*** Material provided

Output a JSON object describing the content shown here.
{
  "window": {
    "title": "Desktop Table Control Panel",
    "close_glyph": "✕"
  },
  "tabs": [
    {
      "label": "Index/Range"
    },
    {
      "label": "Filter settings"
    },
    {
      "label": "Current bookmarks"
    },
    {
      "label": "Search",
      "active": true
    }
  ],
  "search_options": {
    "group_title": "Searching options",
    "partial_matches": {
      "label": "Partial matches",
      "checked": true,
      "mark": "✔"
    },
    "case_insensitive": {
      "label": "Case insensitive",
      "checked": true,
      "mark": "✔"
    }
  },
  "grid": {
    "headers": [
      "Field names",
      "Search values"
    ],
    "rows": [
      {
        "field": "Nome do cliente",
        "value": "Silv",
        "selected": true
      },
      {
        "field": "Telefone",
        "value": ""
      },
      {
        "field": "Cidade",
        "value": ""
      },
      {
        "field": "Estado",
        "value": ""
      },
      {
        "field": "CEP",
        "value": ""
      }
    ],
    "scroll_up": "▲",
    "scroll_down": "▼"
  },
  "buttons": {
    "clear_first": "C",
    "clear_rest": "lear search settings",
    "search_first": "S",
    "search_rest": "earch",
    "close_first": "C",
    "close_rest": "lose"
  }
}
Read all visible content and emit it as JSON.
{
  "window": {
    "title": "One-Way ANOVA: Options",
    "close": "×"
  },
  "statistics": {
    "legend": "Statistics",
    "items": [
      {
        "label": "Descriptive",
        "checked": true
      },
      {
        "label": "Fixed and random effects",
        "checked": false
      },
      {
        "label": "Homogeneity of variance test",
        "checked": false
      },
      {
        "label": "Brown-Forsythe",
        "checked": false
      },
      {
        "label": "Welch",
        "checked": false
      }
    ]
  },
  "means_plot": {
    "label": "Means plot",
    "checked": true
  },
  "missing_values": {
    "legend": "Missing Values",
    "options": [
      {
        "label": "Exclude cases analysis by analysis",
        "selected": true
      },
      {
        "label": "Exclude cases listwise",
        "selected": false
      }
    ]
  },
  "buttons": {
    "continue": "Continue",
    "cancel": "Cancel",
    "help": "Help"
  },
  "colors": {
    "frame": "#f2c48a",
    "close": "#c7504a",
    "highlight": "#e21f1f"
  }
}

******

Exercise brief
Extract each line of the listing above, copying it word for word.

The result
Output a JSON object describing the content shown here.
{
  "window": {
    "title": "Desktop Table Control Panel",
    "close_glyph": "✕"
  },
  "tabs": [
    {
      "label": "Index/Range"
    },
    {
      "label": "Filter settings"
    },
    {
      "label": "Current bookmarks"
    },
    {
      "label": "Search",
      "active": true
    }
  ],
  "search_options": {
    "group_title": "Searching options",
    "partial_matches": {
      "label": "Partial matches",
      "checked": true,
      "mark": "✔"
    },
    "case_insensitive": {
      "label": "Case insensitive",
      "checked": true,
      "mark": "✔"
    }
  },
  "grid": {
    "headers": [
      "Field names",
      "Search values"
    ],
    "rows": [
      {
        "field": "Nome do cliente",
        "value": "Silv",
        "selected": true
      },
      {
        "field": "Telefone",
        "value": ""
      },
      {
        "field": "Cidade",
        "value": ""
      },
      {
        "field": "Estado",
        "value": ""
      },
      {
        "field": "CEP",
        "value": ""
      }
    ],
    "scroll_up": "▲",
    "scroll_down": "▼"
  },
  "buttons": {
    "clear_first": "C",
    "clear_rest": "lear search settings",
    "search_first": "S",
    "search_rest": "earch",
    "close_first": "C",
    "close_rest": "lose"
  }
}
Read all visible content and emit it as JSON.
{
  "window": {
    "title": "One-Way ANOVA: Options",
    "close": "×"
  },
  "statistics": {
    "legend": "Statistics",
    "items": [
      {
        "label": "Descriptive",
        "checked": true
      },
      {
        "label": "Fixed and random effects",
        "checked": false
      },
      {
        "label": "Homogeneity of variance test",
        "checked": false
      },
      {
        "label": "Brown-Forsythe",
        "checked": false
      },
      {
        "label": "Welch",
        "checked": false
      }
    ]
  },
  "means_plot": {
    "label": "Means plot",
    "checked": true
  },
  "missing_values": {
    "legend": "Missing Values",
    "options": [
      {
        "label": "Exclude cases analysis by analysis",
        "selected": true
      },
      {
        "label": "Exclude cases listwise",
        "selected": false
      }
    ]
  },
  "buttons": {
    "continue": "Continue",
    "cancel": "Cancel",
    "help": "Help"
  },
  "colors": {
    "frame": "#f2c48a",
    "close": "#c7504a",
    "highlight": "#e21f1f"
  }
}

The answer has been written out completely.